* _WRITTEN INSTRUCTION_: Pick out every line in the records below that contains the word "voltage", and copy each one in full.

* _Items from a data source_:
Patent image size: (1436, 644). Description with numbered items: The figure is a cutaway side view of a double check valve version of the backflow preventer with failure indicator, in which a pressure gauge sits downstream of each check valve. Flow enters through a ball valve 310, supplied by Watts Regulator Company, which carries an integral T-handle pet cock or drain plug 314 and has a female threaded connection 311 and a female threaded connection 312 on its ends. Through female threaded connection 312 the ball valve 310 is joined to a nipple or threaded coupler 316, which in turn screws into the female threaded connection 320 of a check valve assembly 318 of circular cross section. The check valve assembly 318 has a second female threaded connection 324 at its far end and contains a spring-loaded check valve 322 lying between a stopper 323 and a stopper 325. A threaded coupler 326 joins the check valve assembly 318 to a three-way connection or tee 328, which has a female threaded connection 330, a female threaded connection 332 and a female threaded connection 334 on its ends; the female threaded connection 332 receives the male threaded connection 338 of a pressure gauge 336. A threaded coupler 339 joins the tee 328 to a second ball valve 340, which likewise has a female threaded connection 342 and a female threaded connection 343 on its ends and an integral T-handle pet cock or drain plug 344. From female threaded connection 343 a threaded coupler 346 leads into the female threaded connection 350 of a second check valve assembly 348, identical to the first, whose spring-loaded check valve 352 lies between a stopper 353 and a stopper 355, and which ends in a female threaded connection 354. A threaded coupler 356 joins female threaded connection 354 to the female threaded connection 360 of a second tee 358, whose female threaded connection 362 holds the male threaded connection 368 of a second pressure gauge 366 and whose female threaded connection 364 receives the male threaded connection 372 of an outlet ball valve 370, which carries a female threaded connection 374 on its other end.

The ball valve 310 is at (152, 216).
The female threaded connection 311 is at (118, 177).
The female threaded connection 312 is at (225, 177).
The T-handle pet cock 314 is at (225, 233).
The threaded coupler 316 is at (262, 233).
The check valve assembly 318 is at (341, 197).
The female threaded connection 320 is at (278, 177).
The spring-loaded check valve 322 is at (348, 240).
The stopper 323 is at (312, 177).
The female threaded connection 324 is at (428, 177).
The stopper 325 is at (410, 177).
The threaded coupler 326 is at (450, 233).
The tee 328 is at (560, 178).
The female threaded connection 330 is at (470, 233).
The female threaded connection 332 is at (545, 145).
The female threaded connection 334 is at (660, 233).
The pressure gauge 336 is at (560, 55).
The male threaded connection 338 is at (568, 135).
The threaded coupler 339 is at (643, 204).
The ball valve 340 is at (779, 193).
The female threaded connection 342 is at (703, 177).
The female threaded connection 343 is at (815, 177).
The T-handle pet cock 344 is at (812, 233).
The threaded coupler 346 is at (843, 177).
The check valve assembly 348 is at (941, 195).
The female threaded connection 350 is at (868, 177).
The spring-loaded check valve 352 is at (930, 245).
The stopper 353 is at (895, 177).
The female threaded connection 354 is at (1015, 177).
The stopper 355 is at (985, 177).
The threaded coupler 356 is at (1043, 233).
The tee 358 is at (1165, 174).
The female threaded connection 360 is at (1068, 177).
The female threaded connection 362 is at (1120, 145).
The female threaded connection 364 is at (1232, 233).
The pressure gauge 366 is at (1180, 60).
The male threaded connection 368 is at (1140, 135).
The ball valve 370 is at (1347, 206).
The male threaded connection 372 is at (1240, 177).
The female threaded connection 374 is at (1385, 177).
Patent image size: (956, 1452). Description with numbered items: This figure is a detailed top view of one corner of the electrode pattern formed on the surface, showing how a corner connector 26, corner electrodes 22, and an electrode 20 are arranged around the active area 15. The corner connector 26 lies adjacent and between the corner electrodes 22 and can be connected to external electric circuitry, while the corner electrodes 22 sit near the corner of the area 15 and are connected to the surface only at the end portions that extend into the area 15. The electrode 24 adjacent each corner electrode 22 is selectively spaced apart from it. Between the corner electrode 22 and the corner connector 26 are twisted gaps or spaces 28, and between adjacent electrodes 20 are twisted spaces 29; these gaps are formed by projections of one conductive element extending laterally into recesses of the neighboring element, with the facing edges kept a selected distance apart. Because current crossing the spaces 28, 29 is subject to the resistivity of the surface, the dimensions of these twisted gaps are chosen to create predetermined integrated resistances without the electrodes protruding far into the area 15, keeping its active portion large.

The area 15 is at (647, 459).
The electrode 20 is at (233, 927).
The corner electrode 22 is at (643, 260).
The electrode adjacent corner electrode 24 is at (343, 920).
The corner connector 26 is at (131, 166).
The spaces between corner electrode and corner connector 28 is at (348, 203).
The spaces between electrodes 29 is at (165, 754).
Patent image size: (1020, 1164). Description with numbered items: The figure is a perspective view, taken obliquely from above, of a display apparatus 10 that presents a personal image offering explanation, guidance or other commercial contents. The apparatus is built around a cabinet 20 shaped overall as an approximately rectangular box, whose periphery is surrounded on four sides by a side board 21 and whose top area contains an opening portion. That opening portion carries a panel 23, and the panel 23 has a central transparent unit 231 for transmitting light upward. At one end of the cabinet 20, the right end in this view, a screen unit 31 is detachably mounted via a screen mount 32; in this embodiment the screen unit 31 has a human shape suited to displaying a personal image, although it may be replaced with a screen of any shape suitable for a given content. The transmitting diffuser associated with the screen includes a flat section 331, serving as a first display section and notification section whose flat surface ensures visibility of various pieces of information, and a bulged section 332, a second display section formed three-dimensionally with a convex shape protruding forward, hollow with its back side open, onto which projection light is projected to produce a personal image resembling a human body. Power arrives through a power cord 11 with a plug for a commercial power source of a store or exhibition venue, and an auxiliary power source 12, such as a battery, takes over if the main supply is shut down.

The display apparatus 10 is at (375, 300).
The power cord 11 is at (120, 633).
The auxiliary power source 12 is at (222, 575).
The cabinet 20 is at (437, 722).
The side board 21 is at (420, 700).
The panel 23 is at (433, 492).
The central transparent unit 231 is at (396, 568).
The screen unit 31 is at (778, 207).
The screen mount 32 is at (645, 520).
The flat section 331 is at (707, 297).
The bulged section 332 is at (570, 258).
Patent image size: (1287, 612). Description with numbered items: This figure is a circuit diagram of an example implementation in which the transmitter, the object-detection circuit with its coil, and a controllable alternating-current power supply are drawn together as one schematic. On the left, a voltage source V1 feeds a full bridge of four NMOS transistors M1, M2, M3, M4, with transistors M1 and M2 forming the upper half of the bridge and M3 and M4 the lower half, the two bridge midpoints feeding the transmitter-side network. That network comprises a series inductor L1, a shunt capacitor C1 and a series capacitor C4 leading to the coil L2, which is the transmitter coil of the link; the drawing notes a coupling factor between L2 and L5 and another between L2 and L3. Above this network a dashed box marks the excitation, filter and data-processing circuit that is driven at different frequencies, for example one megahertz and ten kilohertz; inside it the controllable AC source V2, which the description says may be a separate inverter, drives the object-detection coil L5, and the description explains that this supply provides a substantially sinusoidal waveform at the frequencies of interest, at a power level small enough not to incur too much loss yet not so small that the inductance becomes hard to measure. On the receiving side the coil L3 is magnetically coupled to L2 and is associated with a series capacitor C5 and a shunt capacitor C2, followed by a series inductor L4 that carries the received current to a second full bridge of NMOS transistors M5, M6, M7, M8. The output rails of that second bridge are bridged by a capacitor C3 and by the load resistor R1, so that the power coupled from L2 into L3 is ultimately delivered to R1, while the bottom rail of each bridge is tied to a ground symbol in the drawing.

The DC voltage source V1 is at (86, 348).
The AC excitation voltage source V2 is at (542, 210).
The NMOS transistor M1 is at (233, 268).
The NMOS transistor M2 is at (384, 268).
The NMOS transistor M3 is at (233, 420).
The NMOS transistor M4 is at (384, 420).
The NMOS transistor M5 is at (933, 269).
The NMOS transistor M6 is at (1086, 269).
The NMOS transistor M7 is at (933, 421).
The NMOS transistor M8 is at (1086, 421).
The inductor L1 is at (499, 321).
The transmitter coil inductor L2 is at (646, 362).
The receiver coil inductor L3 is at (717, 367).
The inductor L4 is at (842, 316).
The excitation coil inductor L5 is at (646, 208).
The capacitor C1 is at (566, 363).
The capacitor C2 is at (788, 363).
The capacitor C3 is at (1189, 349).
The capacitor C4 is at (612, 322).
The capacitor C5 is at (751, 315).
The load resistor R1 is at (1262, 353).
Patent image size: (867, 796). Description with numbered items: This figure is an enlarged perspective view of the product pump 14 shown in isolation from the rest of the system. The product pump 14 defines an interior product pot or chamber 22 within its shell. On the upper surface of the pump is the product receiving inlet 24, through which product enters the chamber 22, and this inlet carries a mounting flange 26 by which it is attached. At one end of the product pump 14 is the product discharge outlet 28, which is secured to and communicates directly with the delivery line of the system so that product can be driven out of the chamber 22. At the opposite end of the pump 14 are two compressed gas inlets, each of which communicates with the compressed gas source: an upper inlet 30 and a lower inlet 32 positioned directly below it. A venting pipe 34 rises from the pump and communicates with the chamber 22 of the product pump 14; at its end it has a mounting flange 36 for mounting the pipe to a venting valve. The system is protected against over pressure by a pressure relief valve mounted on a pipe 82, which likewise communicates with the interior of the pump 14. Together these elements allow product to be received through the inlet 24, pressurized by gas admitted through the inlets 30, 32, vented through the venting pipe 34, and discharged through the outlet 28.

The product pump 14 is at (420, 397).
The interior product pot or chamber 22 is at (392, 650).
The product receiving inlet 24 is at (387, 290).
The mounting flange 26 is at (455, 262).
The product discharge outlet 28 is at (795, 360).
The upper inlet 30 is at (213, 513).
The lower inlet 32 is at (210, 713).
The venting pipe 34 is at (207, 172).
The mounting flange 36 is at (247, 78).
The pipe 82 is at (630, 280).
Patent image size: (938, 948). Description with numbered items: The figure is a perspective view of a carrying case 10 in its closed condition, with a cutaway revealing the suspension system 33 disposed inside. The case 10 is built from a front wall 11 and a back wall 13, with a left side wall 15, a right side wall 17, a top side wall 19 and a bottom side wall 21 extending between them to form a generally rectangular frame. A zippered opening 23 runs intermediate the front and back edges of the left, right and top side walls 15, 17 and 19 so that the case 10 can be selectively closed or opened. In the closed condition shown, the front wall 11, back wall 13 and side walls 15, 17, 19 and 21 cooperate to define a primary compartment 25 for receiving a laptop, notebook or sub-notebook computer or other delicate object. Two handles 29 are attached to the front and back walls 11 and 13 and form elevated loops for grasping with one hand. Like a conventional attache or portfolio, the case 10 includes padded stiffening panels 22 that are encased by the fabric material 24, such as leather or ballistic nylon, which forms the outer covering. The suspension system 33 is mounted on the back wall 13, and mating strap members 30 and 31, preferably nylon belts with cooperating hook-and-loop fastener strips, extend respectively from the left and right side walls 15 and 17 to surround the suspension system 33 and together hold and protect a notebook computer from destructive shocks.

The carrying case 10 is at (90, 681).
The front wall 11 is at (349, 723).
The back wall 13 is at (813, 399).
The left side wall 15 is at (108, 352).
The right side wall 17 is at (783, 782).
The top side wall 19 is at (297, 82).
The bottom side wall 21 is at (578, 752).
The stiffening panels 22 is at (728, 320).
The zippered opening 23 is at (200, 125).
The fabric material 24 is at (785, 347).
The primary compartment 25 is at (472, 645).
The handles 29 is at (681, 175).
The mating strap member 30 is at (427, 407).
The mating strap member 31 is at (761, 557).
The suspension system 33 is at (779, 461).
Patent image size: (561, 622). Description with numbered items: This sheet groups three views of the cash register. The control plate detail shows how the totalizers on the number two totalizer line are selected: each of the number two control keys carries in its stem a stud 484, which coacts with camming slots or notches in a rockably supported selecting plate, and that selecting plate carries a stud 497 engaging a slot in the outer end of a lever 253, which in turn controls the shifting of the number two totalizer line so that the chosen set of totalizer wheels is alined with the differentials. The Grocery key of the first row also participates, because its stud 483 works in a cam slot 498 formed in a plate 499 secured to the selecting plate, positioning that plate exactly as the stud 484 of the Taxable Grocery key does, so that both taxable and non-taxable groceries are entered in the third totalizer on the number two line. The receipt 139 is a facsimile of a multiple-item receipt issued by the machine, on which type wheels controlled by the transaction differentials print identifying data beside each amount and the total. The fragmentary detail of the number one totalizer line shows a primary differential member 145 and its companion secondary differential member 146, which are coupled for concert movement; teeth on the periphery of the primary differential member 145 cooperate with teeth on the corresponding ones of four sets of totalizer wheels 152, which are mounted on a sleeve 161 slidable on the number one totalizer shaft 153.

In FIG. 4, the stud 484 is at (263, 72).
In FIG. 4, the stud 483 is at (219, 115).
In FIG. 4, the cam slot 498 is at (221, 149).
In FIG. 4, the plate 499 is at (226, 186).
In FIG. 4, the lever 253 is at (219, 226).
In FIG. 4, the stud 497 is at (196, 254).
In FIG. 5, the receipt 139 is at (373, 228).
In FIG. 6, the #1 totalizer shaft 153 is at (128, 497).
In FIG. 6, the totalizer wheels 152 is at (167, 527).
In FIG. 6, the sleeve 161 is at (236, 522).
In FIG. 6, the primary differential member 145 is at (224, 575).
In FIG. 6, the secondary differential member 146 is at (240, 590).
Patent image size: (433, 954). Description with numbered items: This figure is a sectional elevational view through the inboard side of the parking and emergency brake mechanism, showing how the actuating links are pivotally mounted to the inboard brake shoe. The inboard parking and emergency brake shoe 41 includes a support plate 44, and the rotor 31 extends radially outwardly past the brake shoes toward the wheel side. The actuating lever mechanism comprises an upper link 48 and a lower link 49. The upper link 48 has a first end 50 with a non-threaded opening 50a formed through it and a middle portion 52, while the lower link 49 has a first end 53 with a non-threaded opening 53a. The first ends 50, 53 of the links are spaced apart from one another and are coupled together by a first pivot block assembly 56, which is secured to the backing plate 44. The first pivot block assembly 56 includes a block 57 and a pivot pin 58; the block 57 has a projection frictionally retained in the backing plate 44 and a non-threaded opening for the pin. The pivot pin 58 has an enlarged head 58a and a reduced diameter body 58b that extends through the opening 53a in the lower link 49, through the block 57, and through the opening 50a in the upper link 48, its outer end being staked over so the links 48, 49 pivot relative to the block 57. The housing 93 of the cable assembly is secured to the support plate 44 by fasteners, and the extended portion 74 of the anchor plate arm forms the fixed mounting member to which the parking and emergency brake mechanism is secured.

* _FULL OUTPUT_:
Patent image size: (1287, 612). Description with numbered items: This figure is a circuit diagram of an example implementation in which the transmitter, the object-detection circuit with its coil, and a controllable alternating-current power supply are drawn together as one schematic. On the left, a voltage source V1 feeds a full bridge of four NMOS transistors M1, M2, M3, M4, with transistors M1 and M2 forming the upper half of the bridge and M3 and M4 the lower half, the two bridge midpoints feeding the transmitter-side network. That network comprises a series inductor L1, a shunt capacitor C1 and a series capacitor C4 leading to the coil L2, which is the transmitter coil of the link; the drawing notes a coupling factor between L2 and L5 and another between L2 and L3. Above this network a dashed box marks the excitation, filter and data-processing circuit that is driven at different frequencies, for example one megahertz and ten kilohertz; inside it the controllable AC source V2, which the description says may be a separate inverter, drives the object-detection coil L5, and the description explains that this supply provides a substantially sinusoidal waveform at the frequencies of interest, at a power level small enough not to incur too much loss yet not so small that the inductance becomes hard to measure. On the receiving side the coil L3 is magnetically coupled to L2 and is associated with a series capacitor C5 and a shunt capacitor C2, followed by a series inductor L4 that carries the received current to a second full bridge of NMOS transistors M5, M6, M7, M8. The output rails of that second bridge are bridged by a capacitor C3 and by the load resistor R1, so that the power coupled from L2 into L3 is ultimately delivered to R1, while the bottom rail of each bridge is tied to a ground symbol in the drawing.
The DC voltage source V1 is at (86, 348).
The AC excitation voltage source V2 is at (542, 210).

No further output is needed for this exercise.